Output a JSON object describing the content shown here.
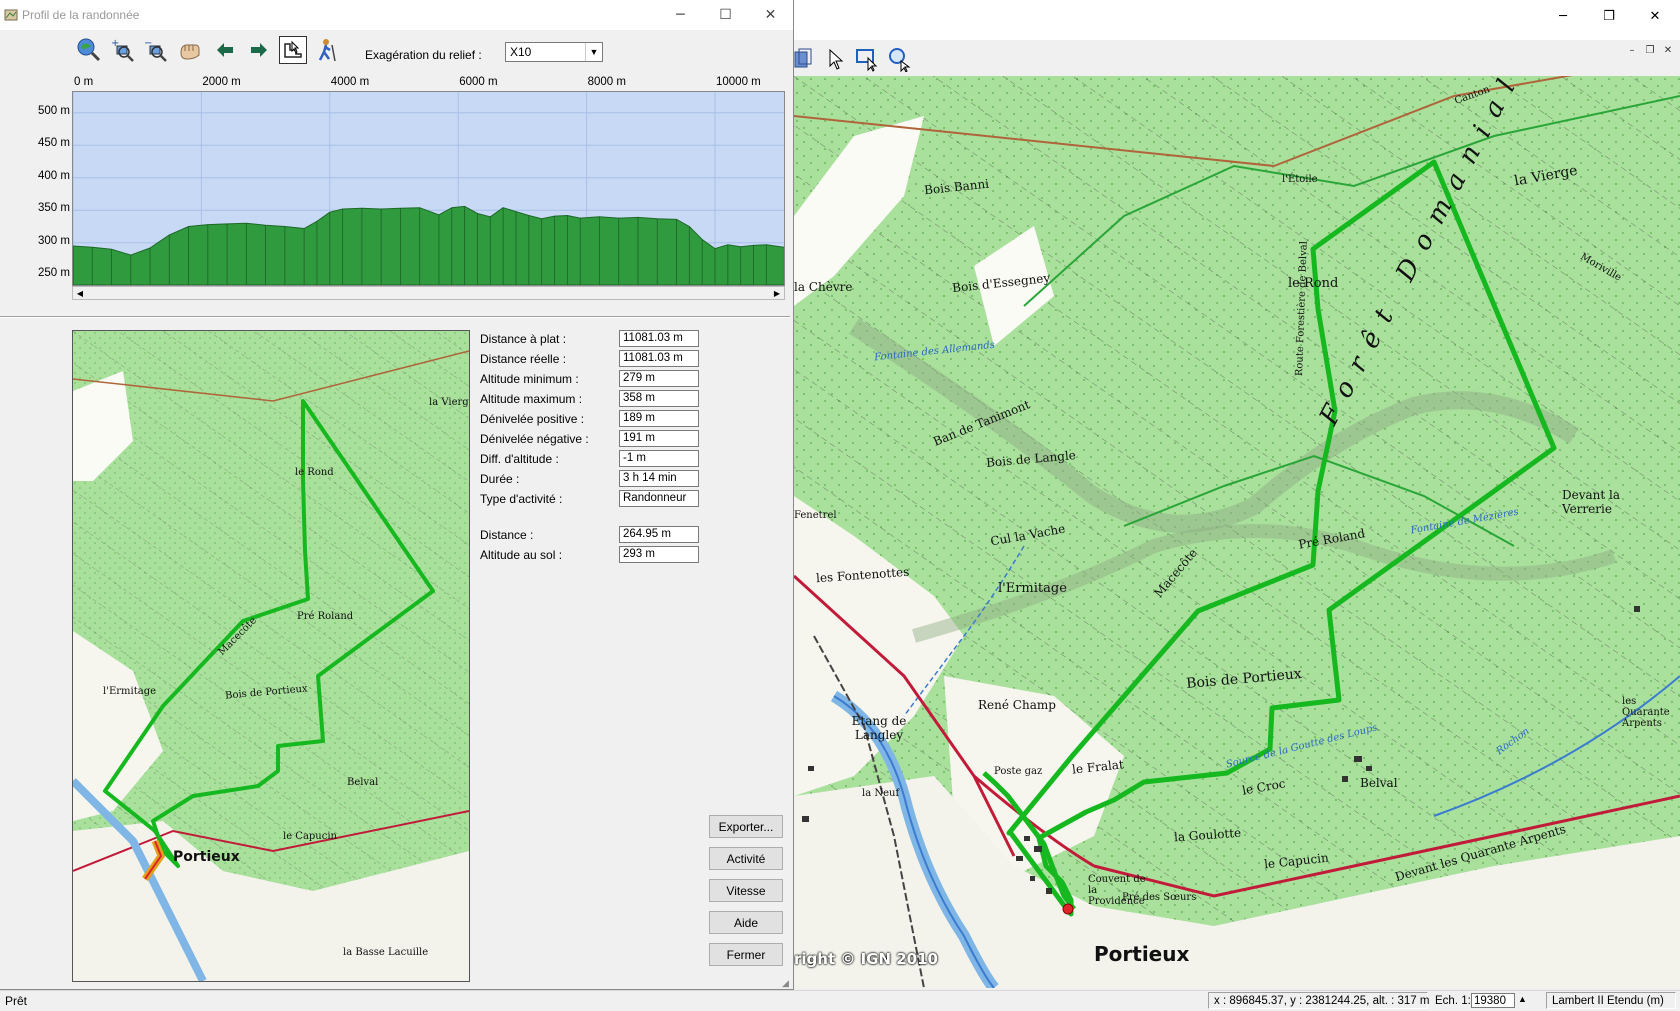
{
  "main_window": {
    "controls": {
      "minimize": "─",
      "restore": "❐",
      "close": "✕"
    },
    "mdi_controls": {
      "minimize": "–",
      "restore": "❐",
      "close": "✕"
    },
    "toolbar_tools": [
      "pointer-tool",
      "zoom-rectangle-tool",
      "zoom-tool"
    ]
  },
  "map": {
    "copyright": "right © IGN 2010",
    "labels": {
      "portieux": "Portieux",
      "bois_de_portieux": "Bois de Portieux",
      "foret": "Forêt Domaniale de",
      "la_vierge": "la Vierge",
      "bois_banni": "Bois Banni",
      "bois_dessegney": "Bois d'Essegney",
      "la_chevre": "la Chèvre",
      "le_rond": "le Rond",
      "route_forestiere_de_belval": "Route Forestière de Belval",
      "bois_de_langle": "Bois de Langle",
      "ban_de_tanimont": "Ban de Tanimont",
      "cul_la_vache": "Cul la Vache",
      "l_ermitage": "l'Ermitage",
      "les_fontenottes": "les Fontenottes",
      "pre_roland": "Pré Roland",
      "macecote": "Macecôte",
      "etang_de_langley": "Etang de Langley",
      "rene_champ": "René Champ",
      "poste_gaz": "Poste gaz",
      "le_fralat": "le Fralat",
      "le_croc": "le Croc",
      "la_goulotte": "la Goulotte",
      "le_capucin": "le Capucin",
      "belval": "Belval",
      "devant_les_quarante_arpents": "Devant les Quarante Arpents",
      "pre_des_soeurs": "Pré des Sœurs",
      "devant_la_verrerie": "Devant la Verrerie",
      "source_de_la_goutte": "Source de la Goutte des Loups",
      "fontaine_des_allemands": "Fontaine des Allemands",
      "fontaine_de_mezieres": "Fontaine de Mézières",
      "couvent": "Couvent de la Providence",
      "canton": "Canton",
      "moriville": "Moriville",
      "l_etoile": "l'Étoile",
      "fenetrel": "Fenetrel",
      "la_neuf": "la Neuf",
      "rochon": "Rochon",
      "les_quarante_arpents": "les Quarante Arpents"
    }
  },
  "statusbar": {
    "ready": "Prêt",
    "coords": "x : 896845.37, y : 2381244.25, alt. : 317 m",
    "scale_label": "Ech. 1:",
    "scale_value": "19380",
    "projection": "Lambert II Etendu (m)"
  },
  "dialog": {
    "title": "Profil de la randonnée",
    "controls": {
      "minimize": "─",
      "maximize": "☐",
      "close": "✕"
    },
    "toolbar": [
      "zoom-extent-icon",
      "zoom-in-icon",
      "zoom-out-icon",
      "pan-hand-icon",
      "arrow-left-icon",
      "arrow-right-icon",
      "profile-cursor-icon",
      "hiker-icon"
    ],
    "exaggeration_label": "Exagération du relief :",
    "exaggeration_value": "X10",
    "chart_data": {
      "type": "area",
      "xlabel": "",
      "ylabel": "",
      "x_ticks": [
        "0 m",
        "2000 m",
        "4000 m",
        "6000 m",
        "8000 m",
        "10000 m"
      ],
      "y_ticks": [
        "500 m",
        "450 m",
        "400 m",
        "350 m",
        "300 m",
        "250 m"
      ],
      "xlim": [
        0,
        11081
      ],
      "ylim": [
        235,
        532
      ],
      "x": [
        0,
        300,
        600,
        900,
        1200,
        1500,
        1800,
        2100,
        2400,
        2700,
        3000,
        3300,
        3600,
        3800,
        4000,
        4200,
        4500,
        4800,
        5100,
        5400,
        5700,
        5900,
        6100,
        6300,
        6500,
        6700,
        6900,
        7100,
        7300,
        7500,
        7700,
        7900,
        8200,
        8500,
        8800,
        9100,
        9400,
        9600,
        9800,
        10000,
        10200,
        10400,
        10600,
        10800,
        11081
      ],
      "y": [
        295,
        293,
        290,
        281,
        292,
        312,
        325,
        328,
        329,
        330,
        327,
        325,
        322,
        333,
        347,
        352,
        353,
        352,
        353,
        354,
        343,
        354,
        356,
        345,
        340,
        354,
        348,
        342,
        337,
        341,
        342,
        338,
        340,
        338,
        339,
        337,
        336,
        325,
        305,
        291,
        297,
        294,
        296,
        297,
        293
      ],
      "series": [
        {
          "values": [
            295,
            293,
            290,
            281,
            292,
            312,
            325,
            328,
            329,
            330,
            327,
            325,
            322,
            333,
            347,
            352,
            353,
            352,
            353,
            354,
            343,
            354,
            356,
            345,
            340,
            354,
            348,
            342,
            337,
            341,
            342,
            338,
            340,
            338,
            339,
            337,
            336,
            325,
            305,
            291,
            297,
            294,
            296,
            297,
            293
          ]
        }
      ],
      "grid": true,
      "colors": {
        "fill": "#2f9a3e",
        "background": "#c7d9f5",
        "grid": "#a9bfe6"
      }
    },
    "stats": [
      {
        "label": "Distance à plat :",
        "value": "11081.03 m"
      },
      {
        "label": "Distance réelle :",
        "value": "11081.03 m"
      },
      {
        "label": "Altitude minimum :",
        "value": "279 m"
      },
      {
        "label": "Altitude maximum :",
        "value": "358 m"
      },
      {
        "label": "Dénivelée positive :",
        "value": "189 m"
      },
      {
        "label": "Dénivelée négative :",
        "value": "191 m"
      },
      {
        "label": "Diff. d'altitude :",
        "value": "-1 m"
      },
      {
        "label": "Durée :",
        "value": "3 h 14 min"
      },
      {
        "label": "Type d'activité :",
        "value": "Randonneur"
      }
    ],
    "cursor_stats": [
      {
        "label": "Distance :",
        "value": "264.95 m"
      },
      {
        "label": "Altitude au sol :",
        "value": "293 m"
      }
    ],
    "buttons": {
      "export": "Exporter...",
      "activity": "Activité",
      "speed": "Vitesse",
      "help": "Aide",
      "close": "Fermer"
    },
    "minimap_labels": {
      "portieux": "Portieux",
      "bois_de_portieux": "Bois de Portieux",
      "le_rond": "le Rond",
      "pre_roland": "Pré Roland",
      "belval": "Belval",
      "la_vierge": "la Vierge",
      "l_ermitage": "l'Ermitage",
      "macecote": "Macecôte",
      "le_capucin": "le Capucin",
      "la_basse_lacuille": "la Basse Lacuille"
    }
  }
}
================
• GIVEN PROBLEM:
Print all of the entries word for word. Skip any images they contain.

• RESULT:
Output a JSON object describing the content shown here.
{
  "main_window": {
    "controls": {
      "minimize": "─",
      "restore": "❐",
      "close": "✕"
    },
    "mdi_controls": {
      "minimize": "–",
      "restore": "❐",
      "close": "✕"
    },
    "toolbar_tools": [
      "pointer-tool",
      "zoom-rectangle-tool",
      "zoom-tool"
    ]
  },
  "map": {
    "copyright": "right © IGN 2010",
    "labels": {
      "portieux": "Portieux",
      "bois_de_portieux": "Bois de Portieux",
      "foret": "Forêt Domaniale de",
      "la_vierge": "la Vierge",
      "bois_banni": "Bois Banni",
      "bois_dessegney": "Bois d'Essegney",
      "la_chevre": "la Chèvre",
      "le_rond": "le Rond",
      "route_forestiere_de_belval": "Route Forestière de Belval",
      "bois_de_langle": "Bois de Langle",
      "ban_de_tanimont": "Ban de Tanimont",
      "cul_la_vache": "Cul la Vache",
      "l_ermitage": "l'Ermitage",
      "les_fontenottes": "les Fontenottes",
      "pre_roland": "Pré Roland",
      "macecote": "Macecôte",
      "etang_de_langley": "Etang de Langley",
      "rene_champ": "René Champ",
      "poste_gaz": "Poste gaz",
      "le_fralat": "le Fralat",
      "le_croc": "le Croc",
      "la_goulotte": "la Goulotte",
      "le_capucin": "le Capucin",
      "belval": "Belval",
      "devant_les_quarante_arpents": "Devant les Quarante Arpents",
      "pre_des_soeurs": "Pré des Sœurs",
      "devant_la_verrerie": "Devant la Verrerie",
      "source_de_la_goutte": "Source de la Goutte des Loups",
      "fontaine_des_allemands": "Fontaine des Allemands",
      "fontaine_de_mezieres": "Fontaine de Mézières",
      "couvent": "Couvent de la Providence",
      "canton": "Canton",
      "moriville": "Moriville",
      "l_etoile": "l'Étoile",
      "fenetrel": "Fenetrel",
      "la_neuf": "la Neuf",
      "rochon": "Rochon",
      "les_quarante_arpents": "les Quarante Arpents"
    }
  },
  "statusbar": {
    "ready": "Prêt",
    "coords": "x : 896845.37, y : 2381244.25, alt. : 317 m",
    "scale_label": "Ech. 1:",
    "scale_value": "19380",
    "projection": "Lambert II Etendu (m)"
  },
  "dialog": {
    "title": "Profil de la randonnée",
    "controls": {
      "minimize": "─",
      "maximize": "☐",
      "close": "✕"
    },
    "toolbar": [
      "zoom-extent-icon",
      "zoom-in-icon",
      "zoom-out-icon",
      "pan-hand-icon",
      "arrow-left-icon",
      "arrow-right-icon",
      "profile-cursor-icon",
      "hiker-icon"
    ],
    "exaggeration_label": "Exagération du relief :",
    "exaggeration_value": "X10",
    "chart_data": {
      "type": "area",
      "xlabel": "",
      "ylabel": "",
      "x_ticks": [
        "0 m",
        "2000 m",
        "4000 m",
        "6000 m",
        "8000 m",
        "10000 m"
      ],
      "y_ticks": [
        "500 m",
        "450 m",
        "400 m",
        "350 m",
        "300 m",
        "250 m"
      ],
      "xlim": [
        0,
        11081
      ],
      "ylim": [
        235,
        532
      ],
      "x": [
        0,
        300,
        600,
        900,
        1200,
        1500,
        1800,
        2100,
        2400,
        2700,
        3000,
        3300,
        3600,
        3800,
        4000,
        4200,
        4500,
        4800,
        5100,
        5400,
        5700,
        5900,
        6100,
        6300,
        6500,
        6700,
        6900,
        7100,
        7300,
        7500,
        7700,
        7900,
        8200,
        8500,
        8800,
        9100,
        9400,
        9600,
        9800,
        10000,
        10200,
        10400,
        10600,
        10800,
        11081
      ],
      "y": [
        295,
        293,
        290,
        281,
        292,
        312,
        325,
        328,
        329,
        330,
        327,
        325,
        322,
        333,
        347,
        352,
        353,
        352,
        353,
        354,
        343,
        354,
        356,
        345,
        340,
        354,
        348,
        342,
        337,
        341,
        342,
        338,
        340,
        338,
        339,
        337,
        336,
        325,
        305,
        291,
        297,
        294,
        296,
        297,
        293
      ],
      "series": [
        {
          "values": [
            295,
            293,
            290,
            281,
            292,
            312,
            325,
            328,
            329,
            330,
            327,
            325,
            322,
            333,
            347,
            352,
            353,
            352,
            353,
            354,
            343,
            354,
            356,
            345,
            340,
            354,
            348,
            342,
            337,
            341,
            342,
            338,
            340,
            338,
            339,
            337,
            336,
            325,
            305,
            291,
            297,
            294,
            296,
            297,
            293
          ]
        }
      ],
      "grid": true,
      "colors": {
        "fill": "#2f9a3e",
        "background": "#c7d9f5",
        "grid": "#a9bfe6"
      }
    },
    "stats": [
      {
        "label": "Distance à plat :",
        "value": "11081.03 m"
      },
      {
        "label": "Distance réelle :",
        "value": "11081.03 m"
      },
      {
        "label": "Altitude minimum :",
        "value": "279 m"
      },
      {
        "label": "Altitude maximum :",
        "value": "358 m"
      },
      {
        "label": "Dénivelée positive :",
        "value": "189 m"
      },
      {
        "label": "Dénivelée négative :",
        "value": "191 m"
      },
      {
        "label": "Diff. d'altitude :",
        "value": "-1 m"
      },
      {
        "label": "Durée :",
        "value": "3 h 14 min"
      },
      {
        "label": "Type d'activité :",
        "value": "Randonneur"
      }
    ],
    "cursor_stats": [
      {
        "label": "Distance :",
        "value": "264.95 m"
      },
      {
        "label": "Altitude au sol :",
        "value": "293 m"
      }
    ],
    "buttons": {
      "export": "Exporter...",
      "activity": "Activité",
      "speed": "Vitesse",
      "help": "Aide",
      "close": "Fermer"
    },
    "minimap_labels": {
      "portieux": "Portieux",
      "bois_de_portieux": "Bois de Portieux",
      "le_rond": "le Rond",
      "pre_roland": "Pré Roland",
      "belval": "Belval",
      "la_vierge": "la Vierge",
      "l_ermitage": "l'Ermitage",
      "macecote": "Macecôte",
      "le_capucin": "le Capucin",
      "la_basse_lacuille": "la Basse Lacuille"
    }
  }
}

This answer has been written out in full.